Write out all entries word for word.

>> START

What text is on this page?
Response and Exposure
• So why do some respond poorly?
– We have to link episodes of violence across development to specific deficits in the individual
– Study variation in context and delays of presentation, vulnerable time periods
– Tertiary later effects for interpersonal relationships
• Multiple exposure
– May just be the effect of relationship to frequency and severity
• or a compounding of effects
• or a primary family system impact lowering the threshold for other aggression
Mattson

>> END

Task output
What text is on this page?
Response and Exposure
• So why do some respond poorly?
– We have to link episodes of violence across development to specific deficits in the individual
– Study variation in context and delays of presentation, vulnerable time periods
– Tertiary later effects for interpersonal relationships
• Multiple exposure
– May just be the effect of relationship to frequency and severity
• or a compounding of effects
• or a primary family system impact lowering the threshold for other aggression
Mattson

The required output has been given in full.